_Exercise instructions_
Every line of the records must be repeated exactly; pictures stay out.

BEGIN Supplied records

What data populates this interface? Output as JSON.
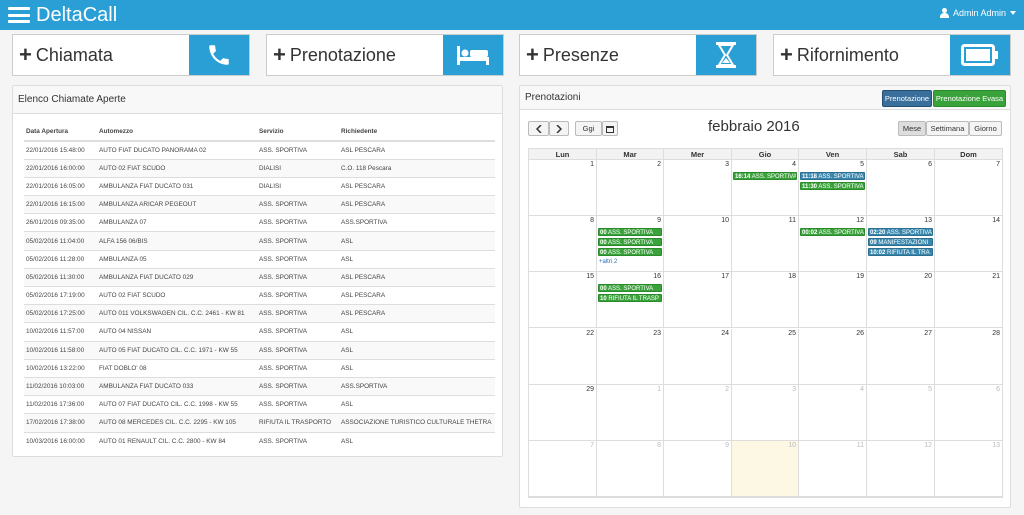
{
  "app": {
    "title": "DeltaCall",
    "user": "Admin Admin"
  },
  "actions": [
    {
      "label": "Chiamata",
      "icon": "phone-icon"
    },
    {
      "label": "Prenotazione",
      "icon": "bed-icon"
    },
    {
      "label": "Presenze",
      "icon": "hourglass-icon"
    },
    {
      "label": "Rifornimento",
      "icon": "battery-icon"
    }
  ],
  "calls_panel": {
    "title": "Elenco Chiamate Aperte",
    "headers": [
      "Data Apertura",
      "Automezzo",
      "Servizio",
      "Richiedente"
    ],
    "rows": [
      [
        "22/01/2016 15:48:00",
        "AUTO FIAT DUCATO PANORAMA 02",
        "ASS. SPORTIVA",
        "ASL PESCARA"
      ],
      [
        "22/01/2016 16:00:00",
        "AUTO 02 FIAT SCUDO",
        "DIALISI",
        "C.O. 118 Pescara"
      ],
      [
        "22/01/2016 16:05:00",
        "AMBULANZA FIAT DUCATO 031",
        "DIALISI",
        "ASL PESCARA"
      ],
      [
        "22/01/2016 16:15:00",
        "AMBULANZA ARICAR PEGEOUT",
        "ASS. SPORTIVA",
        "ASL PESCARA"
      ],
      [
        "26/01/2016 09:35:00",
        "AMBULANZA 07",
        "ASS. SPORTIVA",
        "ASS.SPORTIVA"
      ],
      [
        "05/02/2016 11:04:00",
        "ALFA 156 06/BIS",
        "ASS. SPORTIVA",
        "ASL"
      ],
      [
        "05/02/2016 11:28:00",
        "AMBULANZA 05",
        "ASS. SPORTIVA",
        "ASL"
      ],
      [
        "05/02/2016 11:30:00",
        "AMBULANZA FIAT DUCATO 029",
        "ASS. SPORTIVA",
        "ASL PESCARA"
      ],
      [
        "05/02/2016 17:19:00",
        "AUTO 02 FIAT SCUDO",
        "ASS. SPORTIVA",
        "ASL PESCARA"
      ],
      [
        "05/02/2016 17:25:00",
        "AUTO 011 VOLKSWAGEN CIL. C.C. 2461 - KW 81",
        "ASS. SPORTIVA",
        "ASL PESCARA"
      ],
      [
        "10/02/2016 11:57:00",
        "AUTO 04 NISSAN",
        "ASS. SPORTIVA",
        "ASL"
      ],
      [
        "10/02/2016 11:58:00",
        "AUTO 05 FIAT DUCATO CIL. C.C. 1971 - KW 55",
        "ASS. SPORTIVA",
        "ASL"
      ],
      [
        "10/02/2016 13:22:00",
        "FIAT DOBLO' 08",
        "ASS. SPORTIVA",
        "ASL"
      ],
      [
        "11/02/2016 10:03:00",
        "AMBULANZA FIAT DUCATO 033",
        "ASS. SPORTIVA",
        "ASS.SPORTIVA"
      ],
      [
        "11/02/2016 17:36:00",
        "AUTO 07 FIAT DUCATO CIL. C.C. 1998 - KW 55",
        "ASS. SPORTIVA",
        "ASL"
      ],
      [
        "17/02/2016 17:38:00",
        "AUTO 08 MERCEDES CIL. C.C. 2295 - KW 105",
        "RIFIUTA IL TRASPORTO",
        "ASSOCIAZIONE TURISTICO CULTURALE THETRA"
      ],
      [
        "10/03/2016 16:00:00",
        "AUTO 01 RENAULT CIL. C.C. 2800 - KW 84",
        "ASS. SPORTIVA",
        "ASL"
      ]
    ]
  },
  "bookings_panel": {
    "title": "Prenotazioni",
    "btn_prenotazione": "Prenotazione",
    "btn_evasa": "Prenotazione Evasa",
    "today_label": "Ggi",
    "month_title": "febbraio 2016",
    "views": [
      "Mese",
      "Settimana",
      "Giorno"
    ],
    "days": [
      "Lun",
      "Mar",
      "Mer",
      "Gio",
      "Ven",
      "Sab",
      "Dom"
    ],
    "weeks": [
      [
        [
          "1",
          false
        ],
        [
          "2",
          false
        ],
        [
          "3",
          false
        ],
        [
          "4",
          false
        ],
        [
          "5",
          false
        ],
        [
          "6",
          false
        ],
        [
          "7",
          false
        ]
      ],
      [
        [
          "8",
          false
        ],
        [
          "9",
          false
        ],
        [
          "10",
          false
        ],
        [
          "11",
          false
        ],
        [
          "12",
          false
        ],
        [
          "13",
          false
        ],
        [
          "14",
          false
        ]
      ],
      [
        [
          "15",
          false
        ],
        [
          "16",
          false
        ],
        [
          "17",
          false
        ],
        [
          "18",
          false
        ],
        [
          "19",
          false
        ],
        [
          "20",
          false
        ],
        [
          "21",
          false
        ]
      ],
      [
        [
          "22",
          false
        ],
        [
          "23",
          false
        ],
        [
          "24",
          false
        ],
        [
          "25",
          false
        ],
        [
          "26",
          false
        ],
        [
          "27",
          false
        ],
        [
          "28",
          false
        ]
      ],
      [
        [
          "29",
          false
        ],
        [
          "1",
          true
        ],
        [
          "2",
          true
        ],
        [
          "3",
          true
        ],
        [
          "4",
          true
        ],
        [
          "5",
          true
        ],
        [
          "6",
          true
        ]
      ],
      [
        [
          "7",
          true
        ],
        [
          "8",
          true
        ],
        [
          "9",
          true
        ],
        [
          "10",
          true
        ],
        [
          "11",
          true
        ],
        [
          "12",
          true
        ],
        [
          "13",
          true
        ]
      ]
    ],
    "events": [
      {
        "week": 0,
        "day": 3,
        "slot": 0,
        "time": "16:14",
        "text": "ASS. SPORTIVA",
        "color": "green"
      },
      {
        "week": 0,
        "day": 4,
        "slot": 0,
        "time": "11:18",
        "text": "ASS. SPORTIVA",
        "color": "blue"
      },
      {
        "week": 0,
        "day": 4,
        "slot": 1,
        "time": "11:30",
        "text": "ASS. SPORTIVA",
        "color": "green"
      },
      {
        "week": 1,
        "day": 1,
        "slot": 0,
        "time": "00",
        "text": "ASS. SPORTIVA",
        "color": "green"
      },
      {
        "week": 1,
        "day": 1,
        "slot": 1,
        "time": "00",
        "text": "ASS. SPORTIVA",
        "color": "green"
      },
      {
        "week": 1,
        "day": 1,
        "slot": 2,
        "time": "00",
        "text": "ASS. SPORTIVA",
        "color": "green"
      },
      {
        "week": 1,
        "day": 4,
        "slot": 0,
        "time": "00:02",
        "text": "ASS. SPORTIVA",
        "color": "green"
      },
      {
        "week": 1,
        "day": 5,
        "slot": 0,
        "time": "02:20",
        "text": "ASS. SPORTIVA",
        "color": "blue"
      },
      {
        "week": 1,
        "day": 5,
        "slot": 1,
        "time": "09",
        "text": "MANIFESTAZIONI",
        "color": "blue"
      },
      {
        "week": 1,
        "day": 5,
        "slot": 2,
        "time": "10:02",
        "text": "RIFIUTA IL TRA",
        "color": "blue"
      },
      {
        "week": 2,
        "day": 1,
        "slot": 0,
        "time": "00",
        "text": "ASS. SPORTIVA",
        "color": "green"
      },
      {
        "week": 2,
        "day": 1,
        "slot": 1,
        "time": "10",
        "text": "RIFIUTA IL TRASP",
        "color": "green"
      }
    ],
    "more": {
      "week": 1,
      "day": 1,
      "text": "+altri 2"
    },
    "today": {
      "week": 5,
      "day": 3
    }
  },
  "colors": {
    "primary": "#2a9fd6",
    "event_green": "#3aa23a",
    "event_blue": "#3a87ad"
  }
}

END Supplied records

_Solution to the exercise_
What data populates this interface? Output as JSON.
{
  "app": {
    "title": "DeltaCall",
    "user": "Admin Admin"
  },
  "actions": [
    {
      "label": "Chiamata",
      "icon": "phone-icon"
    },
    {
      "label": "Prenotazione",
      "icon": "bed-icon"
    },
    {
      "label": "Presenze",
      "icon": "hourglass-icon"
    },
    {
      "label": "Rifornimento",
      "icon": "battery-icon"
    }
  ],
  "calls_panel": {
    "title": "Elenco Chiamate Aperte",
    "headers": [
      "Data Apertura",
      "Automezzo",
      "Servizio",
      "Richiedente"
    ],
    "rows": [
      [
        "22/01/2016 15:48:00",
        "AUTO FIAT DUCATO PANORAMA 02",
        "ASS. SPORTIVA",
        "ASL PESCARA"
      ],
      [
        "22/01/2016 16:00:00",
        "AUTO 02 FIAT SCUDO",
        "DIALISI",
        "C.O. 118 Pescara"
      ],
      [
        "22/01/2016 16:05:00",
        "AMBULANZA FIAT DUCATO 031",
        "DIALISI",
        "ASL PESCARA"
      ],
      [
        "22/01/2016 16:15:00",
        "AMBULANZA ARICAR PEGEOUT",
        "ASS. SPORTIVA",
        "ASL PESCARA"
      ],
      [
        "26/01/2016 09:35:00",
        "AMBULANZA 07",
        "ASS. SPORTIVA",
        "ASS.SPORTIVA"
      ],
      [
        "05/02/2016 11:04:00",
        "ALFA 156 06/BIS",
        "ASS. SPORTIVA",
        "ASL"
      ],
      [
        "05/02/2016 11:28:00",
        "AMBULANZA 05",
        "ASS. SPORTIVA",
        "ASL"
      ],
      [
        "05/02/2016 11:30:00",
        "AMBULANZA FIAT DUCATO 029",
        "ASS. SPORTIVA",
        "ASL PESCARA"
      ],
      [
        "05/02/2016 17:19:00",
        "AUTO 02 FIAT SCUDO",
        "ASS. SPORTIVA",
        "ASL PESCARA"
      ],
      [
        "05/02/2016 17:25:00",
        "AUTO 011 VOLKSWAGEN CIL. C.C. 2461 - KW 81",
        "ASS. SPORTIVA",
        "ASL PESCARA"
      ],
      [
        "10/02/2016 11:57:00",
        "AUTO 04 NISSAN",
        "ASS. SPORTIVA",
        "ASL"
      ],
      [
        "10/02/2016 11:58:00",
        "AUTO 05 FIAT DUCATO CIL. C.C. 1971 - KW 55",
        "ASS. SPORTIVA",
        "ASL"
      ],
      [
        "10/02/2016 13:22:00",
        "FIAT DOBLO' 08",
        "ASS. SPORTIVA",
        "ASL"
      ],
      [
        "11/02/2016 10:03:00",
        "AMBULANZA FIAT DUCATO 033",
        "ASS. SPORTIVA",
        "ASS.SPORTIVA"
      ],
      [
        "11/02/2016 17:36:00",
        "AUTO 07 FIAT DUCATO CIL. C.C. 1998 - KW 55",
        "ASS. SPORTIVA",
        "ASL"
      ],
      [
        "17/02/2016 17:38:00",
        "AUTO 08 MERCEDES CIL. C.C. 2295 - KW 105",
        "RIFIUTA IL TRASPORTO",
        "ASSOCIAZIONE TURISTICO CULTURALE THETRA"
      ],
      [
        "10/03/2016 16:00:00",
        "AUTO 01 RENAULT CIL. C.C. 2800 - KW 84",
        "ASS. SPORTIVA",
        "ASL"
      ]
    ]
  },
  "bookings_panel": {
    "title": "Prenotazioni",
    "btn_prenotazione": "Prenotazione",
    "btn_evasa": "Prenotazione Evasa",
    "today_label": "Ggi",
    "month_title": "febbraio 2016",
    "views": [
      "Mese",
      "Settimana",
      "Giorno"
    ],
    "days": [
      "Lun",
      "Mar",
      "Mer",
      "Gio",
      "Ven",
      "Sab",
      "Dom"
    ],
    "weeks": [
      [
        [
          "1",
          false
        ],
        [
          "2",
          false
        ],
        [
          "3",
          false
        ],
        [
          "4",
          false
        ],
        [
          "5",
          false
        ],
        [
          "6",
          false
        ],
        [
          "7",
          false
        ]
      ],
      [
        [
          "8",
          false
        ],
        [
          "9",
          false
        ],
        [
          "10",
          false
        ],
        [
          "11",
          false
        ],
        [
          "12",
          false
        ],
        [
          "13",
          false
        ],
        [
          "14",
          false
        ]
      ],
      [
        [
          "15",
          false
        ],
        [
          "16",
          false
        ],
        [
          "17",
          false
        ],
        [
          "18",
          false
        ],
        [
          "19",
          false
        ],
        [
          "20",
          false
        ],
        [
          "21",
          false
        ]
      ],
      [
        [
          "22",
          false
        ],
        [
          "23",
          false
        ],
        [
          "24",
          false
        ],
        [
          "25",
          false
        ],
        [
          "26",
          false
        ],
        [
          "27",
          false
        ],
        [
          "28",
          false
        ]
      ],
      [
        [
          "29",
          false
        ],
        [
          "1",
          true
        ],
        [
          "2",
          true
        ],
        [
          "3",
          true
        ],
        [
          "4",
          true
        ],
        [
          "5",
          true
        ],
        [
          "6",
          true
        ]
      ],
      [
        [
          "7",
          true
        ],
        [
          "8",
          true
        ],
        [
          "9",
          true
        ],
        [
          "10",
          true
        ],
        [
          "11",
          true
        ],
        [
          "12",
          true
        ],
        [
          "13",
          true
        ]
      ]
    ],
    "events": [
      {
        "week": 0,
        "day": 3,
        "slot": 0,
        "time": "16:14",
        "text": "ASS. SPORTIVA",
        "color": "green"
      },
      {
        "week": 0,
        "day": 4,
        "slot": 0,
        "time": "11:18",
        "text": "ASS. SPORTIVA",
        "color": "blue"
      },
      {
        "week": 0,
        "day": 4,
        "slot": 1,
        "time": "11:30",
        "text": "ASS. SPORTIVA",
        "color": "green"
      },
      {
        "week": 1,
        "day": 1,
        "slot": 0,
        "time": "00",
        "text": "ASS. SPORTIVA",
        "color": "green"
      },
      {
        "week": 1,
        "day": 1,
        "slot": 1,
        "time": "00",
        "text": "ASS. SPORTIVA",
        "color": "green"
      },
      {
        "week": 1,
        "day": 1,
        "slot": 2,
        "time": "00",
        "text": "ASS. SPORTIVA",
        "color": "green"
      },
      {
        "week": 1,
        "day": 4,
        "slot": 0,
        "time": "00:02",
        "text": "ASS. SPORTIVA",
        "color": "green"
      },
      {
        "week": 1,
        "day": 5,
        "slot": 0,
        "time": "02:20",
        "text": "ASS. SPORTIVA",
        "color": "blue"
      },
      {
        "week": 1,
        "day": 5,
        "slot": 1,
        "time": "09",
        "text": "MANIFESTAZIONI",
        "color": "blue"
      },
      {
        "week": 1,
        "day": 5,
        "slot": 2,
        "time": "10:02",
        "text": "RIFIUTA IL TRA",
        "color": "blue"
      },
      {
        "week": 2,
        "day": 1,
        "slot": 0,
        "time": "00",
        "text": "ASS. SPORTIVA",
        "color": "green"
      },
      {
        "week": 2,
        "day": 1,
        "slot": 1,
        "time": "10",
        "text": "RIFIUTA IL TRASP",
        "color": "green"
      }
    ],
    "more": {
      "week": 1,
      "day": 1,
      "text": "+altri 2"
    },
    "today": {
      "week": 5,
      "day": 3
    }
  },
  "colors": {
    "primary": "#2a9fd6",
    "event_green": "#3aa23a",
    "event_blue": "#3a87ad"
  }
}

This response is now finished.